• _Directions_
Recast every line of the listing below as a numbered list, skipping blank lines and leaving out the pictures.

##### Supplied data #####

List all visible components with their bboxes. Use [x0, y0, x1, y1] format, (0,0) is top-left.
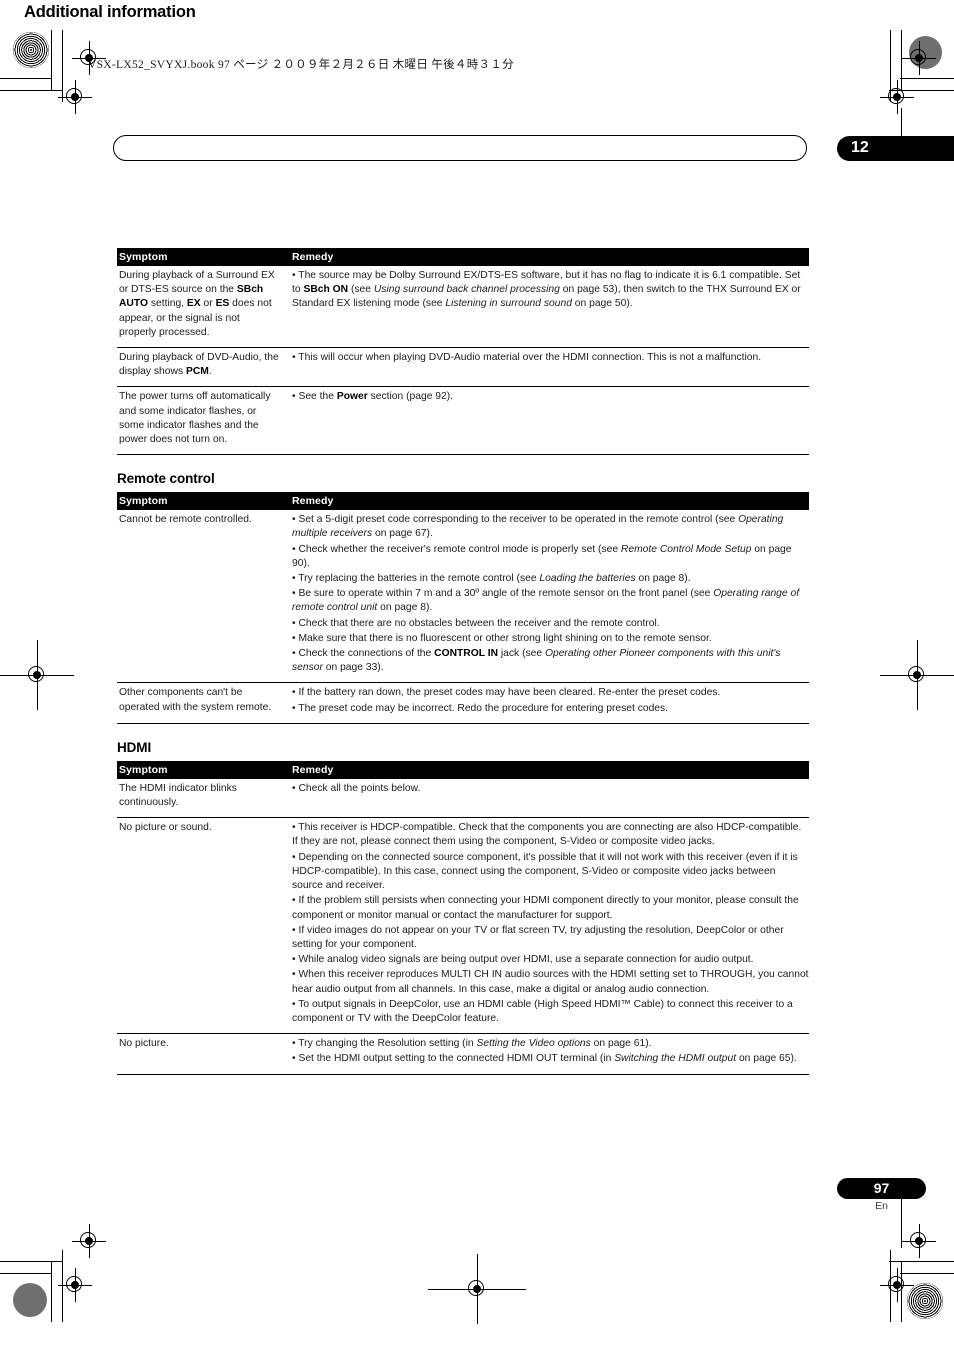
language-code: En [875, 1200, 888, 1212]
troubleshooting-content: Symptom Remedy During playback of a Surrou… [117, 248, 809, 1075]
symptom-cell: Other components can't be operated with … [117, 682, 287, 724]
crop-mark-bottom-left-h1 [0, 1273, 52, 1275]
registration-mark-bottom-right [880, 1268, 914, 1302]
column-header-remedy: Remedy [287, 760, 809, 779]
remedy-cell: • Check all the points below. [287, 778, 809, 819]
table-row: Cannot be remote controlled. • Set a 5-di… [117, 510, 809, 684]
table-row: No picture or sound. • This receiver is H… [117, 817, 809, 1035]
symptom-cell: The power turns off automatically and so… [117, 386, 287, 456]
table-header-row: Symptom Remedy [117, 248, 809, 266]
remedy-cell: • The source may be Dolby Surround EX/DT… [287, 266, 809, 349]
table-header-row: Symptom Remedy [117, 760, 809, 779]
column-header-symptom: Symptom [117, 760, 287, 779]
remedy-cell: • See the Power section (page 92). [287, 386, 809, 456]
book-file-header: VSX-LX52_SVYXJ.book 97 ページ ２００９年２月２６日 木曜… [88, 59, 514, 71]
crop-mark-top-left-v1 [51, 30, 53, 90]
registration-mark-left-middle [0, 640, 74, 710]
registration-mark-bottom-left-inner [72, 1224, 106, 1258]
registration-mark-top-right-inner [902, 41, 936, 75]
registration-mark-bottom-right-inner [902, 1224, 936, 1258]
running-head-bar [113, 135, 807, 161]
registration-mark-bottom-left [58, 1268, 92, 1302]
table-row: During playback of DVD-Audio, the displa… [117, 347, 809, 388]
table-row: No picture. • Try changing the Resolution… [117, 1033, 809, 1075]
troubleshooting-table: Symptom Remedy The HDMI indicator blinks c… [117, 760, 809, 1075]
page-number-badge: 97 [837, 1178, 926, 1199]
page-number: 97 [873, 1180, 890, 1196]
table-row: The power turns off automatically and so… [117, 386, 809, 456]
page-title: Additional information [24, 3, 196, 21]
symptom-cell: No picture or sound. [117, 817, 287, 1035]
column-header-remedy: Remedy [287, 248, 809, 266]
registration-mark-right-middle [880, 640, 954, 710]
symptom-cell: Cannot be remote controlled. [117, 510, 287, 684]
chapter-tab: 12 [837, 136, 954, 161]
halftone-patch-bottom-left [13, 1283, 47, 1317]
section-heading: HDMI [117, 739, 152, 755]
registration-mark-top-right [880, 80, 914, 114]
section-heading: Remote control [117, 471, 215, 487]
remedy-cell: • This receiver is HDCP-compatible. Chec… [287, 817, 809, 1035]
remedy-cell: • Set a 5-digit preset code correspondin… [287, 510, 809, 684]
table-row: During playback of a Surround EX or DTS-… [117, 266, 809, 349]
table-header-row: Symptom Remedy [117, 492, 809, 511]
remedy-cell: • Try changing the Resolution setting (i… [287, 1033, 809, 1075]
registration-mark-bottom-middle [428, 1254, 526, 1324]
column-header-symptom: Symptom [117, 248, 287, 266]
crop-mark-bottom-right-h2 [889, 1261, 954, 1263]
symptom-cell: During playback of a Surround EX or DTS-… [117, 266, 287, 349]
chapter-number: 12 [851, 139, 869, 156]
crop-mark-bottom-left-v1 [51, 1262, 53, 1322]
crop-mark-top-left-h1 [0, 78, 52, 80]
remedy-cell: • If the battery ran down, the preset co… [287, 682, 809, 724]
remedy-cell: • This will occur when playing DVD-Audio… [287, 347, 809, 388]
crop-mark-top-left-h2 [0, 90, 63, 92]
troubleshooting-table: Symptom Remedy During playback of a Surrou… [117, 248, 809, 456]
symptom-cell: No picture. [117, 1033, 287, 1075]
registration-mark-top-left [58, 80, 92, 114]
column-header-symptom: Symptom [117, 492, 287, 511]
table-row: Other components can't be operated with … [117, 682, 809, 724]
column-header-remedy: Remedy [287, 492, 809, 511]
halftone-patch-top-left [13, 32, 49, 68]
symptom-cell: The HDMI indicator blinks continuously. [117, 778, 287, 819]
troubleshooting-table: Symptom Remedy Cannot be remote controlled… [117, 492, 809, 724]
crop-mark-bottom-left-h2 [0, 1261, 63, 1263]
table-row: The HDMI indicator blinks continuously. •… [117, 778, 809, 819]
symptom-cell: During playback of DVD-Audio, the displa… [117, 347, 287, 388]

#####

• _Correct output_
1. List all visible components with their bboxes. Use [x0, y0, x1, y1] format, (0,0) is top-left.
2. language-code: En [875, 1200, 888, 1212]
3. troubleshooting-content: Symptom Remedy During playback of a Surrou… [117, 248, 809, 1075]
4. symptom-cell: Other components can't be operated with … [117, 682, 287, 724]
5. crop-mark-bottom-left-h1 [0, 1273, 52, 1275]
6. registration-mark-bottom-right [880, 1268, 914, 1302]
7. column-header-remedy: Remedy [287, 760, 809, 779]
8. remedy-cell: • Check all the points below. [287, 778, 809, 819]
9. table-row: Cannot be remote controlled. • Set a 5-di… [117, 510, 809, 684]
10. table-row: No picture or sound. • This receiver is H… [117, 817, 809, 1035]
11. symptom-cell: The power turns off automatically and so… [117, 386, 287, 456]
12. table-header-row: Symptom Remedy [117, 248, 809, 266]
13. remedy-cell: • The source may be Dolby Surround EX/DT… [287, 266, 809, 349]
14. table-header-row: Symptom Remedy [117, 760, 809, 779]
15. column-header-symptom: Symptom [117, 760, 287, 779]
16. remedy-cell: • See the Power section (page 92). [287, 386, 809, 456]
17. book-file-header: VSX-LX52_SVYXJ.book 97 ページ ２００９年２月２６日 木曜… [88, 59, 514, 71]
18. crop-mark-top-left-v1 [51, 30, 53, 90]
19. registration-mark-left-middle [0, 640, 74, 710]
20. registration-mark-bottom-left-inner [72, 1224, 106, 1258]
21. registration-mark-top-right-inner [902, 41, 936, 75]
22. registration-mark-bottom-right-inner [902, 1224, 936, 1258]
23. running-head-bar [113, 135, 807, 161]
24. registration-mark-bottom-left [58, 1268, 92, 1302]
25. table-row: During playback of DVD-Audio, the displa… [117, 347, 809, 388]
26. table-row: No picture. • Try changing the Resolution… [117, 1033, 809, 1075]
27. troubleshooting-table: Symptom Remedy The HDMI indicator blinks c… [117, 760, 809, 1075]
28. page-number-badge: 97 [837, 1178, 926, 1199]
29. page-number: 97 [873, 1180, 890, 1196]
30. table-row: The power turns off automatically and so… [117, 386, 809, 456]
31. page-title: Additional information [24, 3, 196, 21]
32. symptom-cell: No picture or sound. [117, 817, 287, 1035]
33. column-header-remedy: Remedy [287, 248, 809, 266]
34. registration-mark-right-middle [880, 640, 954, 710]
35. symptom-cell: Cannot be remote controlled. [117, 510, 287, 684]
36. chapter-tab: 12 [837, 136, 954, 161]
37. halftone-patch-bottom-left [13, 1283, 47, 1317]
38. section-heading: HDMI [117, 739, 152, 755]
39. registration-mark-top-right [880, 80, 914, 114]
40. section-heading: Remote control [117, 471, 215, 487]
41. remedy-cell: • This receiver is HDCP-compatible. Chec… [287, 817, 809, 1035]
42. remedy-cell: • Set a 5-digit preset code correspondin… [287, 510, 809, 684]
43. table-row: During playback of a Surround EX or DTS-… [117, 266, 809, 349]
44. table-header-row: Symptom Remedy [117, 492, 809, 511]
45. remedy-cell: • Try changing the Resolution setting (i… [287, 1033, 809, 1075]
46. registration-mark-bottom-middle [428, 1254, 526, 1324]
47. column-header-symptom: Symptom [117, 248, 287, 266]
48. crop-mark-bottom-right-h2 [889, 1261, 954, 1263]
49. symptom-cell: During playback of a Surround EX or DTS-… [117, 266, 287, 349]
50. chapter-number: 12 [851, 139, 869, 156]
51. crop-mark-bottom-left-v1 [51, 1262, 53, 1322]
52. crop-mark-top-left-h1 [0, 78, 52, 80]
53. remedy-cell: • If the battery ran down, the preset co… [287, 682, 809, 724]
54. remedy-cell: • This will occur when playing DVD-Audio… [287, 347, 809, 388]
55. crop-mark-top-left-h2 [0, 90, 63, 92]
56. troubleshooting-table: Symptom Remedy During playback of a Surrou… [117, 248, 809, 456]
57. symptom-cell: No picture. [117, 1033, 287, 1075]
58. registration-mark-top-left [58, 80, 92, 114]
59. column-header-symptom: Symptom [117, 492, 287, 511]
60. table-row: Other components can't be operated with … [117, 682, 809, 724]
61. column-header-remedy: Remedy [287, 492, 809, 511]
62. halftone-patch-top-left [13, 32, 49, 68]
63. symptom-cell: The HDMI indicator blinks continuously. [117, 778, 287, 819]
64. troubleshooting-table: Symptom Remedy Cannot be remote controlled… [117, 492, 809, 724]
65. crop-mark-bottom-left-h2 [0, 1261, 63, 1263]
66. table-row: The HDMI indicator blinks continuously. •… [117, 778, 809, 819]
67. symptom-cell: During playback of DVD-Audio, the displa… [117, 347, 287, 388]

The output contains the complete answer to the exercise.